◆ **WHAT IS REQUIRED**: Rewrite the material below as a JSON list of strings, one per line, from the line with "What elements are" to the line with "station-star-icon bbox=[503, 561, 519, 577]", skipping blank lines and leaving out the pictures.
start TASK INPUT
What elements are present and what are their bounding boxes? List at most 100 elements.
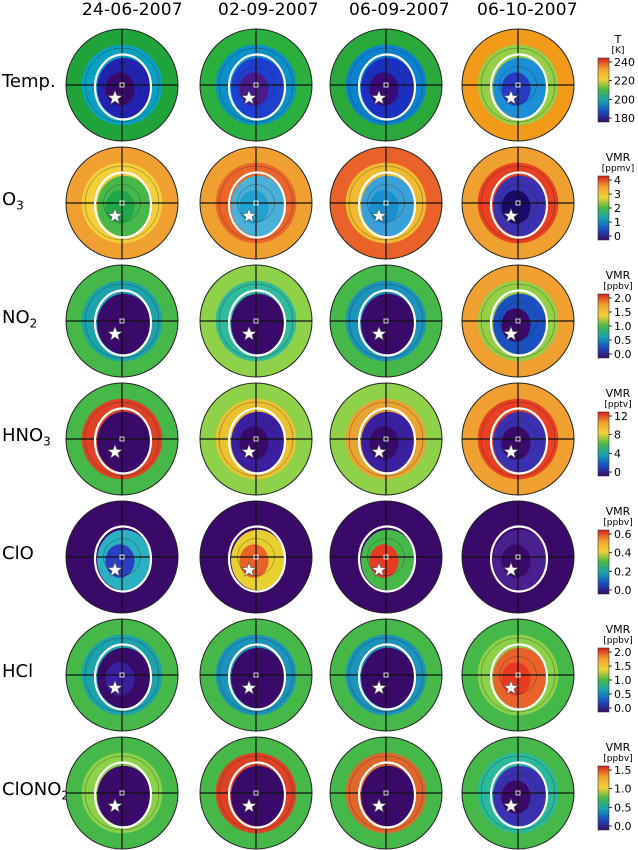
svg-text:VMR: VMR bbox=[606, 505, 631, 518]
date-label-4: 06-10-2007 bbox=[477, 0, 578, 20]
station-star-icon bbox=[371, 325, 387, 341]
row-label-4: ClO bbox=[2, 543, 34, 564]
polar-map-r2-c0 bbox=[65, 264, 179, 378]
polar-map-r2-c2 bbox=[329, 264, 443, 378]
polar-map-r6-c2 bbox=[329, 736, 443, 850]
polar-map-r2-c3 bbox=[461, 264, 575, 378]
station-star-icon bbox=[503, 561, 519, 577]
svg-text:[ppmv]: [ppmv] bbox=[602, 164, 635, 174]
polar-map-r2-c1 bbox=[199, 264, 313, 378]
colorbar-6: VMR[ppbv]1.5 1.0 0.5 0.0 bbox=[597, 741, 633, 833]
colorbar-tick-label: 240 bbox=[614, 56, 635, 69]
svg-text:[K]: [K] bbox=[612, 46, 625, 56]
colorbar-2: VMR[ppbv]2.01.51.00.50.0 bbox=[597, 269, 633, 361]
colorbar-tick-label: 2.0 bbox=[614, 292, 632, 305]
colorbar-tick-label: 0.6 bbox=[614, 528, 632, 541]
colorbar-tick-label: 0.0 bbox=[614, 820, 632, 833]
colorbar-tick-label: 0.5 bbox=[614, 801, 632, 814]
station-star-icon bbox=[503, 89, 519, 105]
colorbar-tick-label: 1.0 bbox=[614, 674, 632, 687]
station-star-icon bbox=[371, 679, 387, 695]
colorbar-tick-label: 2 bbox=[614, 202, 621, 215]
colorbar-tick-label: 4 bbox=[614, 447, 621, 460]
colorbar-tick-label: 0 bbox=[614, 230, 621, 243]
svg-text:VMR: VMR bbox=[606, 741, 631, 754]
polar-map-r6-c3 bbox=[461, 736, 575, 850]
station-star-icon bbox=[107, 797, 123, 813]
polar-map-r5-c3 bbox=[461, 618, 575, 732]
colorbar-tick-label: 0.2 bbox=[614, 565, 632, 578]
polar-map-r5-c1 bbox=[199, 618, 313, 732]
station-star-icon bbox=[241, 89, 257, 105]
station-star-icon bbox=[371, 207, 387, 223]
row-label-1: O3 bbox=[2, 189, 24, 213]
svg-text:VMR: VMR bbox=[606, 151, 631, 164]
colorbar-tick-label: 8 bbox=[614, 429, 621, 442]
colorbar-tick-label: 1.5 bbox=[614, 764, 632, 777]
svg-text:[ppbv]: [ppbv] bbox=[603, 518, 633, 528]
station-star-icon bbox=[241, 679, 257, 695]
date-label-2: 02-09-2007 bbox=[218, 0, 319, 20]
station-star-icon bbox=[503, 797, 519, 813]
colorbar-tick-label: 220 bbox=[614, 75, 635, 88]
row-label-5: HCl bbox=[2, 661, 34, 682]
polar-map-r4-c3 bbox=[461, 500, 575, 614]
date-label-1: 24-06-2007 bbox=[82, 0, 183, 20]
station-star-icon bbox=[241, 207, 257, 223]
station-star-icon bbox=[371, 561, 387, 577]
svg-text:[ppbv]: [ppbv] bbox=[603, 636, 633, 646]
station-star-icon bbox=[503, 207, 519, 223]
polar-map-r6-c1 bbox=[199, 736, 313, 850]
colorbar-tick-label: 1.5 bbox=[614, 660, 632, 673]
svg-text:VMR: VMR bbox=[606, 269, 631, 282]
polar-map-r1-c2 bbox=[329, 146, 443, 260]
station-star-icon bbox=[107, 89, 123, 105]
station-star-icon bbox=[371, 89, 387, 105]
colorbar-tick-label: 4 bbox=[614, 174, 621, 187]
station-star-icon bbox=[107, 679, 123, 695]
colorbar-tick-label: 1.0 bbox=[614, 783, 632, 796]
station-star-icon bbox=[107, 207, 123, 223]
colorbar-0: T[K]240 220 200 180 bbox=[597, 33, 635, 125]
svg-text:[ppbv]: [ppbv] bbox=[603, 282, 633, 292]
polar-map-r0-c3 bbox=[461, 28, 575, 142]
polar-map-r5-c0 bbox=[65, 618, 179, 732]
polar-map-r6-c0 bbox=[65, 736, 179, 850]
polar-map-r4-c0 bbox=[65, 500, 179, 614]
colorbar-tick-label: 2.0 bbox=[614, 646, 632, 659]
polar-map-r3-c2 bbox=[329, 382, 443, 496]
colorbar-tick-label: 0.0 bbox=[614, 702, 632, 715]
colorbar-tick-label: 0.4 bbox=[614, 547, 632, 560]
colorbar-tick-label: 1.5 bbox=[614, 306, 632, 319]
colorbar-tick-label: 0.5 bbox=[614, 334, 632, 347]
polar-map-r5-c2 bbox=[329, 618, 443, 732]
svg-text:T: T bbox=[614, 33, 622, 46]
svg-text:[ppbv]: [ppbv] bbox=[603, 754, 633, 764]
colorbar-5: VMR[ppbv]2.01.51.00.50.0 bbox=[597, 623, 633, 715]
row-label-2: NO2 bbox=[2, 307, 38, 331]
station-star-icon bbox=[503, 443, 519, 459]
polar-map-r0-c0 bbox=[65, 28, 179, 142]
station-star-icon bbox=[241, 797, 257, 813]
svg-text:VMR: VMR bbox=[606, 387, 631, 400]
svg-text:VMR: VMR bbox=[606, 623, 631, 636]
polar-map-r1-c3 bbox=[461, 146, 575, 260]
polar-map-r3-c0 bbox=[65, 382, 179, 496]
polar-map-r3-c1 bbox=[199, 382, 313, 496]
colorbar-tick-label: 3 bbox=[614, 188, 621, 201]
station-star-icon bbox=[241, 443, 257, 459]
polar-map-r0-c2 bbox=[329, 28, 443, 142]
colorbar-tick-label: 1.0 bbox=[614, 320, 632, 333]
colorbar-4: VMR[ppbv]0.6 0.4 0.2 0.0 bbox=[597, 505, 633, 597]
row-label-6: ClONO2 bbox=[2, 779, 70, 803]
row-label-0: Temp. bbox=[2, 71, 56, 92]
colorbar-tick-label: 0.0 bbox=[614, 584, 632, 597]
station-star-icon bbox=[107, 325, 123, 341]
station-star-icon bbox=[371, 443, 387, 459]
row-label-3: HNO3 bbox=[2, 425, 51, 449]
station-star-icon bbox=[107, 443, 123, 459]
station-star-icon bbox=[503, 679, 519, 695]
end TASK INPUT
start TASK INPUT
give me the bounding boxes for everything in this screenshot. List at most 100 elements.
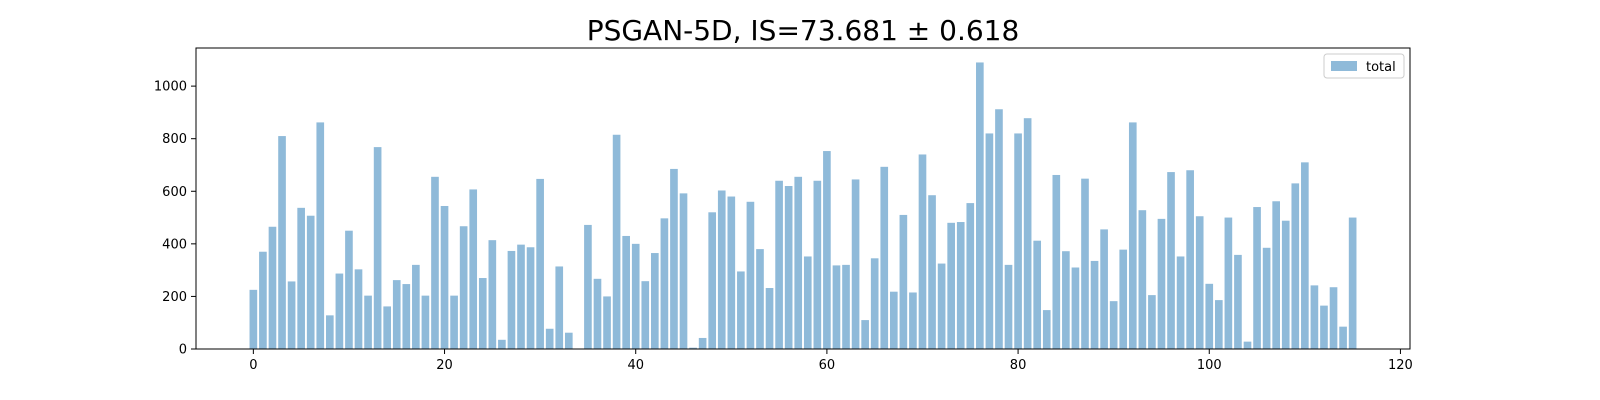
end TASK INPUT
start TASK INPUT
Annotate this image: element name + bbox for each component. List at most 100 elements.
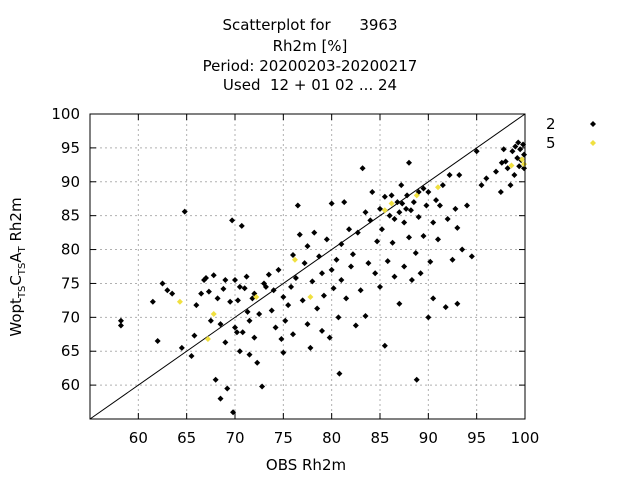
end TASK INPUT
◆ **FINISHED EXERCISE**:
[
  "What elements are present and what are their bounding boxes? List at most 100 elements.",
  "svg-text:VMR: VMR bbox=[606, 505, 631, 518]",
  "date-label-4: 06-10-2007 bbox=[477, 0, 578, 20]",
  "station-star-icon bbox=[371, 325, 387, 341]",
  "row-label-4: ClO bbox=[2, 543, 34, 564]",
  "polar-map-r2-c0 bbox=[65, 264, 179, 378]",
  "polar-map-r2-c2 bbox=[329, 264, 443, 378]",
  "polar-map-r6-c2 bbox=[329, 736, 443, 850]",
  "polar-map-r2-c3 bbox=[461, 264, 575, 378]",
  "station-star-icon bbox=[503, 561, 519, 577]"
]